## Start Listed records

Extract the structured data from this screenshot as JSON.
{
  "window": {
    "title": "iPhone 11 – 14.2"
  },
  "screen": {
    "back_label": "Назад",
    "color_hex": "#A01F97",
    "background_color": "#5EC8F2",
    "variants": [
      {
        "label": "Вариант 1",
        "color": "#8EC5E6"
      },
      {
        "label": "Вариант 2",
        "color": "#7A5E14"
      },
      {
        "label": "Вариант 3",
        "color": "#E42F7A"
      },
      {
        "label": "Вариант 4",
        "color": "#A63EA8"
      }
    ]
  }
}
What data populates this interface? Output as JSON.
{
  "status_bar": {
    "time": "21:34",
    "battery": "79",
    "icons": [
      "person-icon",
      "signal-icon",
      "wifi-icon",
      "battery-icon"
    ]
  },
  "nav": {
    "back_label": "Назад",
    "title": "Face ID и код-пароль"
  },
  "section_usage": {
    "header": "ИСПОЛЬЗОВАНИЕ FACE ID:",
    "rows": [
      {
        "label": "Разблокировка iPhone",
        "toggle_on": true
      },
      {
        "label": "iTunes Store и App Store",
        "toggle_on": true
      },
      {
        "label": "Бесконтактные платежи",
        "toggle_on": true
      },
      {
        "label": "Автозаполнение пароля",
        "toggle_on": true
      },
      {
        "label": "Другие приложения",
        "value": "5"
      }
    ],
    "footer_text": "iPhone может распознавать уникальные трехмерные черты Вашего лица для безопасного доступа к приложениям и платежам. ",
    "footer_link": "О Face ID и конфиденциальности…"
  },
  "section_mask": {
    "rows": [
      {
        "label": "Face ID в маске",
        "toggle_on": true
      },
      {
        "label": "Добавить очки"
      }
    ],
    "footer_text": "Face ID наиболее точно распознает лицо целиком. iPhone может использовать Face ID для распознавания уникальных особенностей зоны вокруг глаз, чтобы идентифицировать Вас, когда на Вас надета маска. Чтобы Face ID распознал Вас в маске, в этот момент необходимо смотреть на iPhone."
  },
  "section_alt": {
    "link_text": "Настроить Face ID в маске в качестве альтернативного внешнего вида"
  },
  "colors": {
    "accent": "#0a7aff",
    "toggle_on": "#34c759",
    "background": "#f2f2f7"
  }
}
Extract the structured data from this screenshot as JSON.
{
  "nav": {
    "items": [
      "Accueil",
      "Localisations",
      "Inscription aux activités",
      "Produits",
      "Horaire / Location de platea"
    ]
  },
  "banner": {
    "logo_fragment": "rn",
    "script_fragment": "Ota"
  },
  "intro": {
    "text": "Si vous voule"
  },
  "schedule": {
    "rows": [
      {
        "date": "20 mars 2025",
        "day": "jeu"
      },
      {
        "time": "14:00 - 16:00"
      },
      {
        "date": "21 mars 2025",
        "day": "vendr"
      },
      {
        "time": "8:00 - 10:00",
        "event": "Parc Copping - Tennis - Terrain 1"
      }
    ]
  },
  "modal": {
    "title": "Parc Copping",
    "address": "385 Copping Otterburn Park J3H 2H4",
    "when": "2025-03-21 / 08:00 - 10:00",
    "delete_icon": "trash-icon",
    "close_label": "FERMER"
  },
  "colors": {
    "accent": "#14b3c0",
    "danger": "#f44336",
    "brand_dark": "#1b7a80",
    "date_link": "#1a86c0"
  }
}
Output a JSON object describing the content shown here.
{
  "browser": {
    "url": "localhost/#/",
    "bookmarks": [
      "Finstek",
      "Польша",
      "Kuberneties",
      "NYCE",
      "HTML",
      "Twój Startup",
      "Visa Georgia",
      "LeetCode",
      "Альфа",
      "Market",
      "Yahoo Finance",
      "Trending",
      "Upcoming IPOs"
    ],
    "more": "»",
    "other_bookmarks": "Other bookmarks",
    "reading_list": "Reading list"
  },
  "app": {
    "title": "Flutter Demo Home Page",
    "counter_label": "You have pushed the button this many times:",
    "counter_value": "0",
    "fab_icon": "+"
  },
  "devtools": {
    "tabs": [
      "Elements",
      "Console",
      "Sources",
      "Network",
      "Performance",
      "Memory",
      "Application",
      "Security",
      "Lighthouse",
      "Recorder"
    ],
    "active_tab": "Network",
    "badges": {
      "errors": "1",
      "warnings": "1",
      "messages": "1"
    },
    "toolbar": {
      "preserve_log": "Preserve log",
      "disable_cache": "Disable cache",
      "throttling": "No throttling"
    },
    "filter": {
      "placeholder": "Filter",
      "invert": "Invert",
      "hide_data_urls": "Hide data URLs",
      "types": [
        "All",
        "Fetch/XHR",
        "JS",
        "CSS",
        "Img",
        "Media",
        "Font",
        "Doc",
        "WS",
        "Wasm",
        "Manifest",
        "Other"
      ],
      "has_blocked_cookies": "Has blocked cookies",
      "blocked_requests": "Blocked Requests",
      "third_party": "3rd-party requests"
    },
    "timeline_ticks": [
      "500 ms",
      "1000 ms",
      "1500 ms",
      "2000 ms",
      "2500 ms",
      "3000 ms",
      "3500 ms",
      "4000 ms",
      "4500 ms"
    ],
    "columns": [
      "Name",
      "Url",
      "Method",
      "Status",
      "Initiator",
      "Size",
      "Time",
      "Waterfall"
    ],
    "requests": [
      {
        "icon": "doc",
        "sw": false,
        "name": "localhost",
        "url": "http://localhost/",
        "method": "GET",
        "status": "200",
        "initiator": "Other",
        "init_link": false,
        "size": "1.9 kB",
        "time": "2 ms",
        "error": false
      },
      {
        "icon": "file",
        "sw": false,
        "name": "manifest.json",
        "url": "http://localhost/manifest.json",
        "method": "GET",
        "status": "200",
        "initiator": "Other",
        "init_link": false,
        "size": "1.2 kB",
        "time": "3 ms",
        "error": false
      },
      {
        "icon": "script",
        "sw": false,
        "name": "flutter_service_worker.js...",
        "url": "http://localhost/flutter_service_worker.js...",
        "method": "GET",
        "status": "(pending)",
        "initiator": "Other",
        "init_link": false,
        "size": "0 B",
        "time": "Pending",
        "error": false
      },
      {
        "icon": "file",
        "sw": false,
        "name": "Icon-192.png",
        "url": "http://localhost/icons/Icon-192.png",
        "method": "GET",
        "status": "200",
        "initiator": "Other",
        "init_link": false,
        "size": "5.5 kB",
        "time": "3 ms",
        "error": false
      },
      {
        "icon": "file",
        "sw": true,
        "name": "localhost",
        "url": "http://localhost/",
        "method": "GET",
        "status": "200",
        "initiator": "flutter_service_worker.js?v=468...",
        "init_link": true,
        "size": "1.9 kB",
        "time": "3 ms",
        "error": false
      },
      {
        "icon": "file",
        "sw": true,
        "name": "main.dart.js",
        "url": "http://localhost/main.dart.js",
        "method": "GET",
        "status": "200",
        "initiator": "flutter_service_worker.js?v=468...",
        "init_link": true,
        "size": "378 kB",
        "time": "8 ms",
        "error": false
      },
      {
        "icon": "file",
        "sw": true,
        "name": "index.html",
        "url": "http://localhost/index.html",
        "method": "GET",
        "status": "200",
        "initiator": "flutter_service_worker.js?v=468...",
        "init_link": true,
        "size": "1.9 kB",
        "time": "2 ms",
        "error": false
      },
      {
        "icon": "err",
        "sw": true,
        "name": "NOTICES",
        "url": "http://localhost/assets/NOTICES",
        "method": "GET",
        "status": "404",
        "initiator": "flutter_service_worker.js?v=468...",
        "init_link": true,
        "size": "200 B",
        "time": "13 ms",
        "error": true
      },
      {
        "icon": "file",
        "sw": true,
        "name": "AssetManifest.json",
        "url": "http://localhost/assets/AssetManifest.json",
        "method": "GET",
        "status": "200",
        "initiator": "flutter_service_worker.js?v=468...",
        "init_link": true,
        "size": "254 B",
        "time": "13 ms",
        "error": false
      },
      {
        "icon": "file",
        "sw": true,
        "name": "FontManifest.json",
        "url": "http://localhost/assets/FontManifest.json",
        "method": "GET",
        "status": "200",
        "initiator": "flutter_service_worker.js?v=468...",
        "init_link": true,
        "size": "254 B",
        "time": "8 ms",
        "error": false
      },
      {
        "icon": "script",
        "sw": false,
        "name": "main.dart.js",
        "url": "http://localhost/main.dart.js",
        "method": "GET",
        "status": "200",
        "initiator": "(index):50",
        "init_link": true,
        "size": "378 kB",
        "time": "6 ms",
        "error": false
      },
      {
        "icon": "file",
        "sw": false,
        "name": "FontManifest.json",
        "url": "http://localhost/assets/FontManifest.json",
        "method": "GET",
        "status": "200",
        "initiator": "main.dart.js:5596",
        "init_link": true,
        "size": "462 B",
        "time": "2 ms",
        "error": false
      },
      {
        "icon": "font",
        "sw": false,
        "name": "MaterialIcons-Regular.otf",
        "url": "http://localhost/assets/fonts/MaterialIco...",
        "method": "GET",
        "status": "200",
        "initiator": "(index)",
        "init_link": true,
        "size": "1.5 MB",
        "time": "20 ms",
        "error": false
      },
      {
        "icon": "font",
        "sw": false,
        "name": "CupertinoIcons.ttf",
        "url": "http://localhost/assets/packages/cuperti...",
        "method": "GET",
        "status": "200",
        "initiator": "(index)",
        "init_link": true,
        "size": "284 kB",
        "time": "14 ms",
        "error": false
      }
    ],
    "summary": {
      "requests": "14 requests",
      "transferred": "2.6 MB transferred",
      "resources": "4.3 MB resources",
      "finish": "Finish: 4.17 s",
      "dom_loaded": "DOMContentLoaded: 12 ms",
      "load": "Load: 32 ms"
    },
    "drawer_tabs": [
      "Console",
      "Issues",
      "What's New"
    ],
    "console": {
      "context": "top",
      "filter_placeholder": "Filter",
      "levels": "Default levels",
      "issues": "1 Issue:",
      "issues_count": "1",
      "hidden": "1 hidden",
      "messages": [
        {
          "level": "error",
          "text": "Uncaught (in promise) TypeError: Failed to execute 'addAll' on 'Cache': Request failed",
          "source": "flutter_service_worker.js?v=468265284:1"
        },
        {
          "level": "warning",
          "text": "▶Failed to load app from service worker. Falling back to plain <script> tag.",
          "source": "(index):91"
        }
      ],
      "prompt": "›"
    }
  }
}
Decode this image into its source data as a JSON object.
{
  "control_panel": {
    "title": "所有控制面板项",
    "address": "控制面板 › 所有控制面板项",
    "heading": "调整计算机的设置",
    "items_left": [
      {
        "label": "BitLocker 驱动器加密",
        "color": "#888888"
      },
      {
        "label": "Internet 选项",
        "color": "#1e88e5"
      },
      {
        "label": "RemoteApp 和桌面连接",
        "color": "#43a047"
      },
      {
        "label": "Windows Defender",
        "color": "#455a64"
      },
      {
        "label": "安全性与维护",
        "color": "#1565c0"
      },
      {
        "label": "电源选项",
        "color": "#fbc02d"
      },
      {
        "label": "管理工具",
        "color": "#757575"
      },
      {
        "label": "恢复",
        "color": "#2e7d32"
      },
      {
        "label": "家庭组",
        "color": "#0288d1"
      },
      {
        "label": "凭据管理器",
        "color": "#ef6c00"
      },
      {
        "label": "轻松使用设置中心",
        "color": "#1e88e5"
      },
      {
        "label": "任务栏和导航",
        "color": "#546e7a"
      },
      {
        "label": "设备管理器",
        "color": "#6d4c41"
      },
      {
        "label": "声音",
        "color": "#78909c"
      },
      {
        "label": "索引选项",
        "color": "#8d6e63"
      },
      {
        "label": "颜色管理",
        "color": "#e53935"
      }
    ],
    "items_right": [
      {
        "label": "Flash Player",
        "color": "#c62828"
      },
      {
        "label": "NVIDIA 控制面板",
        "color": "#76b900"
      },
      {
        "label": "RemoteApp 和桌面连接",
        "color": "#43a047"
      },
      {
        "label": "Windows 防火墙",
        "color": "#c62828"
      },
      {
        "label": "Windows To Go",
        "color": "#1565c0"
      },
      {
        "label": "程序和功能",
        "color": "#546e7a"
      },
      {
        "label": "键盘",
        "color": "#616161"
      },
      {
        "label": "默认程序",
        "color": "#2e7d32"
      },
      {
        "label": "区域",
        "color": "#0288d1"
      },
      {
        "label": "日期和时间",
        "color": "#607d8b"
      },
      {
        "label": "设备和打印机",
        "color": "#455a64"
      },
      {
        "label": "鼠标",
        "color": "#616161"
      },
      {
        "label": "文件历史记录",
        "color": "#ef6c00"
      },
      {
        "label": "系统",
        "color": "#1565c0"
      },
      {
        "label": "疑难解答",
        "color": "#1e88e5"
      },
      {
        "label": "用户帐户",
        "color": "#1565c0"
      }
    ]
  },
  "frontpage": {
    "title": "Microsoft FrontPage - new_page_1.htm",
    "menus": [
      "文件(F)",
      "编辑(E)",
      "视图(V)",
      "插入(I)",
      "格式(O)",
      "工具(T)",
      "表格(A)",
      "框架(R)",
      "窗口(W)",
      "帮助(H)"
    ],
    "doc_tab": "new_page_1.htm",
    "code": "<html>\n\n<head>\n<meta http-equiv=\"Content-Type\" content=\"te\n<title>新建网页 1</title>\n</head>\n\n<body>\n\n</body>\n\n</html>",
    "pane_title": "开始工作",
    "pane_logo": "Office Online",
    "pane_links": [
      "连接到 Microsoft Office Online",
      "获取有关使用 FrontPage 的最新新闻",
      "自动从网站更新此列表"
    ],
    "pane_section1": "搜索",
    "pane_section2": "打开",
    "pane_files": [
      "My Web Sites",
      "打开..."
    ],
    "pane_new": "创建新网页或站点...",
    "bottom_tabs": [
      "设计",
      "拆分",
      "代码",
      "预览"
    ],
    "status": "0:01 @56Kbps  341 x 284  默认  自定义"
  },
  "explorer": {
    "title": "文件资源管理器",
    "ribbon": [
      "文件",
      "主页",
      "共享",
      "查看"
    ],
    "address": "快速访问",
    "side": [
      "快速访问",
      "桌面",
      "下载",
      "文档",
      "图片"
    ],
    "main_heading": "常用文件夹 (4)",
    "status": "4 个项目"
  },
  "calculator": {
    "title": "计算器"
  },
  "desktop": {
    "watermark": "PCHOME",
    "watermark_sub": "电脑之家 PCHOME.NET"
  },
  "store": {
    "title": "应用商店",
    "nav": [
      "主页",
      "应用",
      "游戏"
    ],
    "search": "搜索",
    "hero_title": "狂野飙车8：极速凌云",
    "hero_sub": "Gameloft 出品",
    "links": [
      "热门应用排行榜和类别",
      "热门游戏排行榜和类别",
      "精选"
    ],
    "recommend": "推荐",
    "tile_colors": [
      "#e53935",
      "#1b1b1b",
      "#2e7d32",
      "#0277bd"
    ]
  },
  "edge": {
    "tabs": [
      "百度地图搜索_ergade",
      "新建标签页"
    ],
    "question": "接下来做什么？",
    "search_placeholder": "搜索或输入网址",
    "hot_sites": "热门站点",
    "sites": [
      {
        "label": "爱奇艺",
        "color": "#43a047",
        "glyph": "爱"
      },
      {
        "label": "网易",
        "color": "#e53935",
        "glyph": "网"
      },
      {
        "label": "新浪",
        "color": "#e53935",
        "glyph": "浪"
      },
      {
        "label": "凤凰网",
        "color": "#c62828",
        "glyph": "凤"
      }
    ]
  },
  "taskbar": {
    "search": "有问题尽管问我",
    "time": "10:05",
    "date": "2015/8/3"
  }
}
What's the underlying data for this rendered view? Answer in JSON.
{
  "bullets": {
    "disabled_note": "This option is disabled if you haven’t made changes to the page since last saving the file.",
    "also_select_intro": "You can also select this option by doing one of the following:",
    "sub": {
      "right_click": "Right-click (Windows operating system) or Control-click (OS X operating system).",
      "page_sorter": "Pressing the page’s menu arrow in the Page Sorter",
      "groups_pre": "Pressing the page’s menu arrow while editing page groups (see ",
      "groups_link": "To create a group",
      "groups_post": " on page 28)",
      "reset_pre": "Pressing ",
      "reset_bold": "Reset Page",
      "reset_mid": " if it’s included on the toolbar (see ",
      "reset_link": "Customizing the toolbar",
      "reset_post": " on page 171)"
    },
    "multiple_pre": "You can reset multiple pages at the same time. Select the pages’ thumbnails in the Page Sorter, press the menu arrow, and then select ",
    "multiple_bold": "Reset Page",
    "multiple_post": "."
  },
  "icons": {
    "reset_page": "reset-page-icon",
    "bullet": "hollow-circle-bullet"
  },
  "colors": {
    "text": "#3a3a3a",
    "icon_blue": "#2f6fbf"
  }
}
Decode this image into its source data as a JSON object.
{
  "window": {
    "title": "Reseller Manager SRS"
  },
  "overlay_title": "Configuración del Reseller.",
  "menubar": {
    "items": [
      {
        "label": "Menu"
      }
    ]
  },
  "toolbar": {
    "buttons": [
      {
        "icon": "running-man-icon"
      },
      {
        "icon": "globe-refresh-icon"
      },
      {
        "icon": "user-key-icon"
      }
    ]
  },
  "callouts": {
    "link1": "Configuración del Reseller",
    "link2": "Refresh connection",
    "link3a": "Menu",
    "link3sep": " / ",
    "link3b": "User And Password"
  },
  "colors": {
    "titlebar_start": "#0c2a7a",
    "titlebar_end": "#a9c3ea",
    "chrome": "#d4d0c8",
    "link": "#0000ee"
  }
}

## End Listed records

Search the lines above for the string "select" and copy each line that has it.

* [Worked solution]:
    "also_select_intro": "You can also select this option by doing one of the following:",
    "multiple_pre": "You can reset multiple pages at the same time. Select the pages’ thumbnails in the Page Sorter, press the menu arrow, and then select ",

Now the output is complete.